Problem
Restate the full set of records exactly, word for word.

Information given
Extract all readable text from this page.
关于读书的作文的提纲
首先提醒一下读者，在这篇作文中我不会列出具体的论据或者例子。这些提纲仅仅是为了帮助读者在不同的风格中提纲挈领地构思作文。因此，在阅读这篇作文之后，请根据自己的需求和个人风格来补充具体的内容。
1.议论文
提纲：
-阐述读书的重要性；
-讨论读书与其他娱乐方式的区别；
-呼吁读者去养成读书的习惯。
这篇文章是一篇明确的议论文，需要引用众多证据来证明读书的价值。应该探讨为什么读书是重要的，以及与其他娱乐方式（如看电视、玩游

Exercise response
Extract all readable text from this page.
关于读书的作文的提纲
首先提醒一下读者，在这篇作文中我不会列出具体的论据或者例子。这些提纲仅仅是为了帮助读者在不同的风格中提纲挈领地构思作文。因此，在阅读这篇作文之后，请根据自己的需求和个人风格来补充具体的内容。
1.议论文
提纲：
-阐述读书的重要性；
-讨论读书与其他娱乐方式的区别；
-呼吁读者去养成读书的习惯。
这篇文章是一篇明确的议论文，需要引用众多证据来证明读书的价值。应该探讨为什么读书是重要的，以及与其他娱乐方式（如看电视、玩游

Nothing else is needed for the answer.